**Objective:**
Track down each line that has the word "Handled" and copy it.

**Data records:**
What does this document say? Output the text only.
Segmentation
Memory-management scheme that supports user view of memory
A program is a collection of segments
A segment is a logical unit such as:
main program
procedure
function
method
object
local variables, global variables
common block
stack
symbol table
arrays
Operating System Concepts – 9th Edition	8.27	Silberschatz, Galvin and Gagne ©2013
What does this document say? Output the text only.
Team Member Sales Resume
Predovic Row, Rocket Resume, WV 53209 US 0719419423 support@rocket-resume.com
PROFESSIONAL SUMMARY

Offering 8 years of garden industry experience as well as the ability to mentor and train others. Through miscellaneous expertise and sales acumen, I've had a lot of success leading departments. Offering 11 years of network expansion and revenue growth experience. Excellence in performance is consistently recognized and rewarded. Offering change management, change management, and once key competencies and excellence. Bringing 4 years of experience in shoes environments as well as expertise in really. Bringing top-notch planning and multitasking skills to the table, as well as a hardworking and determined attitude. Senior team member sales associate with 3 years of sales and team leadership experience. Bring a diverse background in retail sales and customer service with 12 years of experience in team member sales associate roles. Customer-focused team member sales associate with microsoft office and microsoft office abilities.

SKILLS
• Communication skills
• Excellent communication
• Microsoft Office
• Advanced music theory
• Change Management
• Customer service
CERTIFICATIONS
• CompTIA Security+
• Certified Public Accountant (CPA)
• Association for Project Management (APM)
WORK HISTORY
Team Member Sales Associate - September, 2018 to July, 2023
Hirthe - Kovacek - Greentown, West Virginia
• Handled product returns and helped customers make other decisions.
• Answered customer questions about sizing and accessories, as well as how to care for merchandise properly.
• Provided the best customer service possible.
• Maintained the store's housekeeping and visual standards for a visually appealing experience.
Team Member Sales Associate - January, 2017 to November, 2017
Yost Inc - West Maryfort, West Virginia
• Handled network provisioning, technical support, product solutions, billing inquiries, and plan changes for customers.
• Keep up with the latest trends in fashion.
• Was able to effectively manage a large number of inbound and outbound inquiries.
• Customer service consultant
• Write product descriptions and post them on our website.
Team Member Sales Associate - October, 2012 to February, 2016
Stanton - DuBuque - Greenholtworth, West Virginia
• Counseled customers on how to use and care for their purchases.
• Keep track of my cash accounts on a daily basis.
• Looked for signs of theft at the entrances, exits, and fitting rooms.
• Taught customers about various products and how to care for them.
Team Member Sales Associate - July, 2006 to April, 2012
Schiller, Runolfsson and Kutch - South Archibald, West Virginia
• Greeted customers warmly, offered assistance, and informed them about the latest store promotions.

**Answer for the task:**
• Handled product returns and helped customers make other decisions.
• Handled network provisioning, technical support, product solutions, billing inquiries, and plan changes for customers.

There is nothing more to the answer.